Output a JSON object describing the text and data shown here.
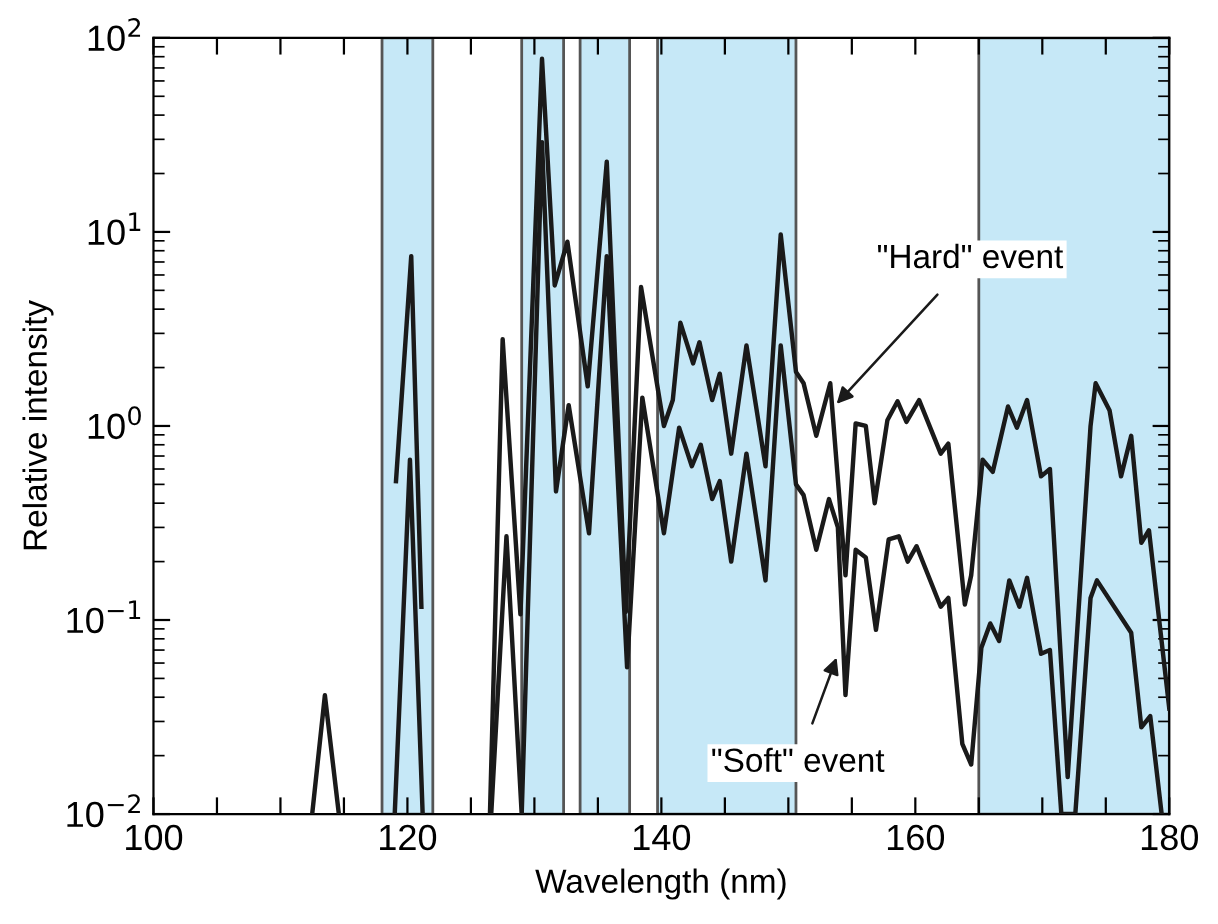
{
  "chart_data": {
    "type": "line",
    "xlabel": "Wavelength (nm)",
    "ylabel": "Relative intensity",
    "log": "y",
    "xlim": [
      100,
      180
    ],
    "ylim": [
      0.01,
      100
    ],
    "xticks": [
      100,
      {
        "value": 105,
        "label": null
      },
      {
        "value": 110,
        "label": null
      },
      {
        "value": 115,
        "label": null
      },
      120,
      {
        "value": 125,
        "label": null
      },
      {
        "value": 130,
        "label": null
      },
      {
        "value": 135,
        "label": null
      },
      140,
      {
        "value": 145,
        "label": null
      },
      {
        "value": 150,
        "label": null
      },
      {
        "value": 155,
        "label": null
      },
      160,
      {
        "value": 165,
        "label": null
      },
      {
        "value": 170,
        "label": null
      },
      {
        "value": 175,
        "label": null
      },
      180
    ],
    "yticks": [
      {
        "value": 0.01,
        "label": "10$^{−2}$"
      },
      {
        "value": 0.1,
        "label": "10$^{−1}$"
      },
      {
        "value": 1,
        "label": "10$^{0}$"
      },
      {
        "value": 10,
        "label": "10$^{1}$"
      },
      {
        "value": 100,
        "label": "10$^{2}$"
      }
    ],
    "grid": false,
    "legend": false,
    "marker": "none",
    "line_style": "solid",
    "bands": [
      {
        "axis": "x",
        "from": 118,
        "to": 122,
        "color": "#c6e8f7"
      },
      {
        "axis": "x",
        "from": 129,
        "to": 132.3,
        "color": "#c6e8f7"
      },
      {
        "axis": "x",
        "from": 133.6,
        "to": 137.5,
        "color": "#c6e8f7"
      },
      {
        "axis": "x",
        "from": 139.7,
        "to": 150.6,
        "color": "#c6e8f7"
      },
      {
        "axis": "x",
        "from": 165,
        "to": 180,
        "color": "#c6e8f7"
      }
    ],
    "series": [
      {
        "color": "#1a1a1a",
        "x": [
          112.5,
          113.5,
          114.6,
          117,
          119.1,
          120.3,
          121.1,
          124,
          126.5,
          127.5,
          128.9,
          130.6,
          131.6,
          132.6,
          134.2,
          135.7,
          137.2,
          138.4,
          140.2,
          140.9,
          141.5,
          142.5,
          143.0,
          144.0,
          144.6,
          145.5,
          146.7,
          148.2,
          149.4,
          150.6,
          151.2,
          152.2,
          153.3,
          154.5,
          155.3,
          156.1,
          156.8,
          157.8,
          158.6,
          159.3,
          160.3,
          162.0,
          162.6,
          163.9,
          164.4,
          165.3,
          166.1,
          167.3,
          168.0,
          168.8,
          169.9,
          170.6,
          172.0,
          173.8,
          174.2,
          175.3,
          176.2,
          177.0,
          177.8,
          178.4,
          180.0
        ],
        "values": [
          0.01,
          0.041,
          0.01,
          null,
          0.52,
          7.5,
          0.117,
          null,
          0.01,
          2.8,
          0.107,
          78,
          5.3,
          8.9,
          1.6,
          23,
          0.11,
          5.2,
          1.0,
          1.36,
          3.4,
          2.1,
          2.7,
          1.36,
          1.86,
          0.72,
          2.6,
          0.62,
          9.7,
          1.9,
          1.66,
          0.89,
          1.66,
          0.17,
          1.03,
          1.0,
          0.4,
          1.07,
          1.34,
          1.05,
          1.36,
          0.72,
          0.81,
          0.12,
          0.17,
          0.67,
          0.58,
          1.26,
          0.98,
          1.36,
          0.55,
          0.6,
          0.0155,
          1.0,
          1.66,
          1.2,
          0.55,
          0.89,
          0.25,
          0.29,
          0.035
        ]
      },
      {
        "color": "#1a1a1a",
        "x": [
          119.0,
          120.2,
          121.2,
          124,
          126.6,
          127.8,
          129.0,
          130.6,
          131.7,
          132.7,
          134.3,
          135.7,
          137.3,
          138.5,
          140.2,
          141.4,
          142.4,
          143.1,
          144.0,
          144.6,
          145.5,
          146.7,
          148.2,
          149.4,
          150.6,
          151.2,
          152.2,
          153.2,
          153.9,
          154.5,
          155.3,
          156.1,
          156.9,
          157.9,
          158.7,
          159.4,
          160.1,
          162.0,
          162.6,
          163.7,
          164.4,
          165.2,
          165.9,
          166.6,
          167.4,
          168.2,
          168.8,
          169.9,
          170.6,
          171.5,
          172.6,
          173.8,
          174.3,
          177.0,
          177.8,
          178.5,
          179.4
        ],
        "values": [
          0.01,
          0.67,
          0.01,
          null,
          0.01,
          0.27,
          0.01,
          29,
          0.46,
          1.28,
          0.28,
          7.5,
          0.057,
          1.4,
          0.28,
          0.98,
          0.62,
          0.8,
          0.42,
          0.52,
          0.2,
          0.72,
          0.16,
          2.6,
          0.5,
          0.44,
          0.23,
          0.42,
          0.3,
          0.041,
          0.23,
          0.21,
          0.089,
          0.26,
          0.27,
          0.2,
          0.24,
          0.117,
          0.13,
          0.023,
          0.018,
          0.072,
          0.096,
          0.078,
          0.16,
          0.117,
          0.165,
          0.067,
          0.07,
          0.01,
          0.01,
          0.13,
          0.16,
          0.086,
          0.028,
          0.032,
          0.01
        ]
      }
    ],
    "annotations": [
      {
        "text": "\"Hard\" event",
        "x": 153.8,
        "y": 1.3
      },
      {
        "text": "\"Soft\" event",
        "x": 153.8,
        "y": 0.064
      }
    ]
  }
}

________________________

Write out all the records again, exactly, minus any pictures.

## Output of the task:
Output a JSON object describing the text and data shown here.
{
  "chart_data": {
    "type": "line",
    "xlabel": "Wavelength (nm)",
    "ylabel": "Relative intensity",
    "log": "y",
    "xlim": [
      100,
      180
    ],
    "ylim": [
      0.01,
      100
    ],
    "xticks": [
      100,
      {
        "value": 105,
        "label": null
      },
      {
        "value": 110,
        "label": null
      },
      {
        "value": 115,
        "label": null
      },
      120,
      {
        "value": 125,
        "label": null
      },
      {
        "value": 130,
        "label": null
      },
      {
        "value": 135,
        "label": null
      },
      140,
      {
        "value": 145,
        "label": null
      },
      {
        "value": 150,
        "label": null
      },
      {
        "value": 155,
        "label": null
      },
      160,
      {
        "value": 165,
        "label": null
      },
      {
        "value": 170,
        "label": null
      },
      {
        "value": 175,
        "label": null
      },
      180
    ],
    "yticks": [
      {
        "value": 0.01,
        "label": "10$^{−2}$"
      },
      {
        "value": 0.1,
        "label": "10$^{−1}$"
      },
      {
        "value": 1,
        "label": "10$^{0}$"
      },
      {
        "value": 10,
        "label": "10$^{1}$"
      },
      {
        "value": 100,
        "label": "10$^{2}$"
      }
    ],
    "grid": false,
    "legend": false,
    "marker": "none",
    "line_style": "solid",
    "bands": [
      {
        "axis": "x",
        "from": 118,
        "to": 122,
        "color": "#c6e8f7"
      },
      {
        "axis": "x",
        "from": 129,
        "to": 132.3,
        "color": "#c6e8f7"
      },
      {
        "axis": "x",
        "from": 133.6,
        "to": 137.5,
        "color": "#c6e8f7"
      },
      {
        "axis": "x",
        "from": 139.7,
        "to": 150.6,
        "color": "#c6e8f7"
      },
      {
        "axis": "x",
        "from": 165,
        "to": 180,
        "color": "#c6e8f7"
      }
    ],
    "series": [
      {
        "color": "#1a1a1a",
        "x": [
          112.5,
          113.5,
          114.6,
          117,
          119.1,
          120.3,
          121.1,
          124,
          126.5,
          127.5,
          128.9,
          130.6,
          131.6,
          132.6,
          134.2,
          135.7,
          137.2,
          138.4,
          140.2,
          140.9,
          141.5,
          142.5,
          143.0,
          144.0,
          144.6,
          145.5,
          146.7,
          148.2,
          149.4,
          150.6,
          151.2,
          152.2,
          153.3,
          154.5,
          155.3,
          156.1,
          156.8,
          157.8,
          158.6,
          159.3,
          160.3,
          162.0,
          162.6,
          163.9,
          164.4,
          165.3,
          166.1,
          167.3,
          168.0,
          168.8,
          169.9,
          170.6,
          172.0,
          173.8,
          174.2,
          175.3,
          176.2,
          177.0,
          177.8,
          178.4,
          180.0
        ],
        "values": [
          0.01,
          0.041,
          0.01,
          null,
          0.52,
          7.5,
          0.117,
          null,
          0.01,
          2.8,
          0.107,
          78,
          5.3,
          8.9,
          1.6,
          23,
          0.11,
          5.2,
          1.0,
          1.36,
          3.4,
          2.1,
          2.7,
          1.36,
          1.86,
          0.72,
          2.6,
          0.62,
          9.7,
          1.9,
          1.66,
          0.89,
          1.66,
          0.17,
          1.03,
          1.0,
          0.4,
          1.07,
          1.34,
          1.05,
          1.36,
          0.72,
          0.81,
          0.12,
          0.17,
          0.67,
          0.58,
          1.26,
          0.98,
          1.36,
          0.55,
          0.6,
          0.0155,
          1.0,
          1.66,
          1.2,
          0.55,
          0.89,
          0.25,
          0.29,
          0.035
        ]
      },
      {
        "color": "#1a1a1a",
        "x": [
          119.0,
          120.2,
          121.2,
          124,
          126.6,
          127.8,
          129.0,
          130.6,
          131.7,
          132.7,
          134.3,
          135.7,
          137.3,
          138.5,
          140.2,
          141.4,
          142.4,
          143.1,
          144.0,
          144.6,
          145.5,
          146.7,
          148.2,
          149.4,
          150.6,
          151.2,
          152.2,
          153.2,
          153.9,
          154.5,
          155.3,
          156.1,
          156.9,
          157.9,
          158.7,
          159.4,
          160.1,
          162.0,
          162.6,
          163.7,
          164.4,
          165.2,
          165.9,
          166.6,
          167.4,
          168.2,
          168.8,
          169.9,
          170.6,
          171.5,
          172.6,
          173.8,
          174.3,
          177.0,
          177.8,
          178.5,
          179.4
        ],
        "values": [
          0.01,
          0.67,
          0.01,
          null,
          0.01,
          0.27,
          0.01,
          29,
          0.46,
          1.28,
          0.28,
          7.5,
          0.057,
          1.4,
          0.28,
          0.98,
          0.62,
          0.8,
          0.42,
          0.52,
          0.2,
          0.72,
          0.16,
          2.6,
          0.5,
          0.44,
          0.23,
          0.42,
          0.3,
          0.041,
          0.23,
          0.21,
          0.089,
          0.26,
          0.27,
          0.2,
          0.24,
          0.117,
          0.13,
          0.023,
          0.018,
          0.072,
          0.096,
          0.078,
          0.16,
          0.117,
          0.165,
          0.067,
          0.07,
          0.01,
          0.01,
          0.13,
          0.16,
          0.086,
          0.028,
          0.032,
          0.01
        ]
      }
    ],
    "annotations": [
      {
        "text": "\"Hard\" event",
        "x": 153.8,
        "y": 1.3
      },
      {
        "text": "\"Soft\" event",
        "x": 153.8,
        "y": 0.064
      }
    ]
  }
}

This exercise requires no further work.